## Vorliegender Textauszug:
▶

Mario kam in eine feste Struktur. Wir waren ein eingespieltes Team und gerade deshalb Meister geworden. Er war kein einfacher Typ und tat sich deshalb zu Beginn schwer, seinen Platz in der Mannschaft zu finden. Ich habe ihn als recht sensiblen Typen kennengelernt, der vom ersten Tag an um Anerkennung und Anschluss kämpfte. Bei seiner obligatorischen Einstandsfeier, wo jeder Neuling mit jedem neuen Mitspieler Schnaps trinken muss und am Ende natürlich total betrunken ist, wurde er vor versammelter Mannschaft kurz ganz sentimental und klagte darüber, dass ihn niemand wirklich mögen würde. Sein Vorteil war, dass dieses Team damals in der Lage war, auch einen Charakter wie Mario aufzunehmen. Das war vor allem Ottos Leistung. „Meine Herren“, sagte er, „um 15:30 Uhr ist Anstoß, um 17:15 Uhr Abpfiff. Was Sie mit der restlichen Zeit anfangen, ist Ihre Sache. Aber am Spieltag haben Sie zu funktionieren.“ Und wir merkten sehr bald, wie wertvoll Mario für uns sein konnte.

(Hansi Gundelach, Ex-Mitspieler bei Werder)

Für die hervorragende Bremer Kneipenszene habe ich mich – den ein oder anderen wird das jetzt vielleicht überraschen – zunächst nicht interessiert. Erstmal hatte ich hier meine Leistung abzuliefern, bevor ich feiernd von Theke zu Theke ziehen konnte. Entsprechend gefrustet war ich, dass ich beim ersten Pflichtspiel der Saison nicht in der Startelf stand. Im Supercup gegen den Pokalsieger Bayer Leverkusen saß ich zunächst auf der Bank, nach der Halbzeit brachte mich Otto für Didi Beiersdorfer. Weil es nach der Verlängerung 2:2 gestanden hatte, musste die Partie im Elfmeterschießen entschieden werden. Meine erste Bewährungsprobe: Souverän haute ich unseren vierten Elfer ins Tor von Rüdiger Vollborn. Weil Olli Reck am Ende den Schuss von Markus Happe parieren konnte, durfte ich im ersten Spiel für Werder den ersten Titel feiern. Das ging ja gut los.

◀

## Was zu tun ist:
1. Schreiben Sie aus dem Textauszug wortgetreu alles von „Für die hervorragende“ bis hinunter zu „ja gut los.“ ab.
2. Wer parierte laut dem Textauszug den Schuss von Markus Happe?
3. Prüfen Sie, ob die folgenden Aussagen mit dem Textauszug übereinstimmen, und belegen Sie jede Antwort mit den entscheidenden Worten:
(a) Die erzählende Person verwandelte den ersten Elfmeter für Werder.
(b) Das Supercup-Spiel stand nach der Verlängerung 2:2.
(c) Werder war laut Gundelach gerade deshalb Meister geworden, weil die Mannschaft ein eingespieltes Team war.

## Bereitgestellte Daten:
▶

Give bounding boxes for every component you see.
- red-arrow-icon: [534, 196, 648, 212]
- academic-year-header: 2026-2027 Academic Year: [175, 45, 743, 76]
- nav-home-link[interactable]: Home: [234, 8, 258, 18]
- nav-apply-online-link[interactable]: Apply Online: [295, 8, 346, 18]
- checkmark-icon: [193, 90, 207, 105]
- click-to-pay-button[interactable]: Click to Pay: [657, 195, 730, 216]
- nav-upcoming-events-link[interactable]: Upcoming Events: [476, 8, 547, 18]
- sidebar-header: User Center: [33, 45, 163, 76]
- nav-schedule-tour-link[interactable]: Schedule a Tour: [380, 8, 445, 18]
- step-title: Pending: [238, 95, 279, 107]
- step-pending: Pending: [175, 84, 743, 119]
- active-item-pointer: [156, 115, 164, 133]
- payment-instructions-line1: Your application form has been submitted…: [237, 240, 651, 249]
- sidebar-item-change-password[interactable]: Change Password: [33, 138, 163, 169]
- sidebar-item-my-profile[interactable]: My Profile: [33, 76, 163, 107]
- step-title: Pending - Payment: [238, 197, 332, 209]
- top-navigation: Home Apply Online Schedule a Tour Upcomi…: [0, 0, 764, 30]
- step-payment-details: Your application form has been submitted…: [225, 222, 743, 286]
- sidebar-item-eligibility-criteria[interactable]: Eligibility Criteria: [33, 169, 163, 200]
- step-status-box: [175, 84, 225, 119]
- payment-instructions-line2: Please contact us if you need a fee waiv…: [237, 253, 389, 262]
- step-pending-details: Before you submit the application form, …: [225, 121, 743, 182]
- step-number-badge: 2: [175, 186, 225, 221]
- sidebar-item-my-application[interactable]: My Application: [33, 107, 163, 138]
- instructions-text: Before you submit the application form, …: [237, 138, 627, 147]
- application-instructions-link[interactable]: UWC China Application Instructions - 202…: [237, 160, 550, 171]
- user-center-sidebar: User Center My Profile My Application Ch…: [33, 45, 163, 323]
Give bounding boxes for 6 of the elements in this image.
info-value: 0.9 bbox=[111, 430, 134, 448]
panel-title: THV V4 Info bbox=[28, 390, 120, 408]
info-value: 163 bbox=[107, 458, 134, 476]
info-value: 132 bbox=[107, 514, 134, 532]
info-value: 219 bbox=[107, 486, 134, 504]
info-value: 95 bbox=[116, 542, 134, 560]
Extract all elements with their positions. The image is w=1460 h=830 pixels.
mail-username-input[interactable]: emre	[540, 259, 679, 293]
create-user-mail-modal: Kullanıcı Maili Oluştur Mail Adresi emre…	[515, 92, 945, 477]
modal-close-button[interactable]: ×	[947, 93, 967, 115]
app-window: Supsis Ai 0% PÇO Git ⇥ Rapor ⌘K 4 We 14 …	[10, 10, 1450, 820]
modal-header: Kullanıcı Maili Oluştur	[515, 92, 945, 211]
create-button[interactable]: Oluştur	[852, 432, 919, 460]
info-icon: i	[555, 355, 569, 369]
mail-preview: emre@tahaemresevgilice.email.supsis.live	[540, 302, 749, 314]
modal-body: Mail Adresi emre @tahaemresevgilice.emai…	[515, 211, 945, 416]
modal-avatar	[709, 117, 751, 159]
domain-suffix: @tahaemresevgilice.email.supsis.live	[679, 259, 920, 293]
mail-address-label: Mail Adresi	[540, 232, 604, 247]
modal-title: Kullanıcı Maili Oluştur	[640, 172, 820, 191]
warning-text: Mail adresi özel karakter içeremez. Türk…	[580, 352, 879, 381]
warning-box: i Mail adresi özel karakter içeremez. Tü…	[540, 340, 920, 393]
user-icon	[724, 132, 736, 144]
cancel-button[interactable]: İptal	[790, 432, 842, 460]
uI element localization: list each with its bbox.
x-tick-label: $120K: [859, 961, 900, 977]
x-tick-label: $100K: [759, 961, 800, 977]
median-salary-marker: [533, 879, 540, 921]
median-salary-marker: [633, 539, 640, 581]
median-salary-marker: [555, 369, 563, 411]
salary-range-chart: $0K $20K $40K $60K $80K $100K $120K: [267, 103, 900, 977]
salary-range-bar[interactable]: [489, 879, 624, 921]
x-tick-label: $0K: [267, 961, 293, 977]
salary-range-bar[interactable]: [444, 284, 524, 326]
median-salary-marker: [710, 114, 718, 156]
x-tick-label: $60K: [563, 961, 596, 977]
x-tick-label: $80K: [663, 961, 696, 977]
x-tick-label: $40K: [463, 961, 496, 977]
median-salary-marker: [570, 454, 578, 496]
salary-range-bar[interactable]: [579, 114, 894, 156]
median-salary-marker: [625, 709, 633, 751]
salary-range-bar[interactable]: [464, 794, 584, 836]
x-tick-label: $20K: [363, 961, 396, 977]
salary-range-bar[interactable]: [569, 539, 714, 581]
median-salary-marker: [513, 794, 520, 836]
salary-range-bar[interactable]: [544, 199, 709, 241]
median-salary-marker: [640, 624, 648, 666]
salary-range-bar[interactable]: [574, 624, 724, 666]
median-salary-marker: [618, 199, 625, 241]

◀

## Lösungen zur Übung:
1.
Für die hervorragende Bremer Kneipenszene habe ich mich – den ein oder anderen wird das jetzt vielleicht überraschen – zunächst nicht interessiert. Erstmal hatte ich hier meine Leistung abzuliefern, bevor ich feiernd von Theke zu Theke ziehen konnte. Entsprechend gefrustet war ich, dass ich beim ersten Pflichtspiel der Saison nicht in der Startelf stand. Im Supercup gegen den Pokalsieger Bayer Leverkusen saß ich zunächst auf der Bank, nach der Halbzeit brachte mich Otto für Didi Beiersdorfer. Weil es nach der Verlängerung 2:2 gestanden hatte, musste die Partie im Elfmeterschießen entschieden werden. Meine erste Bewährungsprobe: Souverän haute ich unseren vierten Elfer ins Tor von Rüdiger Vollborn. Weil Olli Reck am Ende den Schuss von Markus Happe parieren konnte, durfte ich im ersten Spiel für Werder den ersten Titel feiern. Das ging ja gut los.

2. Olli Reck.

3.
(a) Nein: „Souverän haute ich unseren vierten Elfer ins Tor von Rüdiger Vollborn.“
(b) Ja: „Weil es nach der Verlängerung 2:2 gestanden hatte“
(c) Ja: „Wir waren ein eingespieltes Team und gerade deshalb Meister geworden.“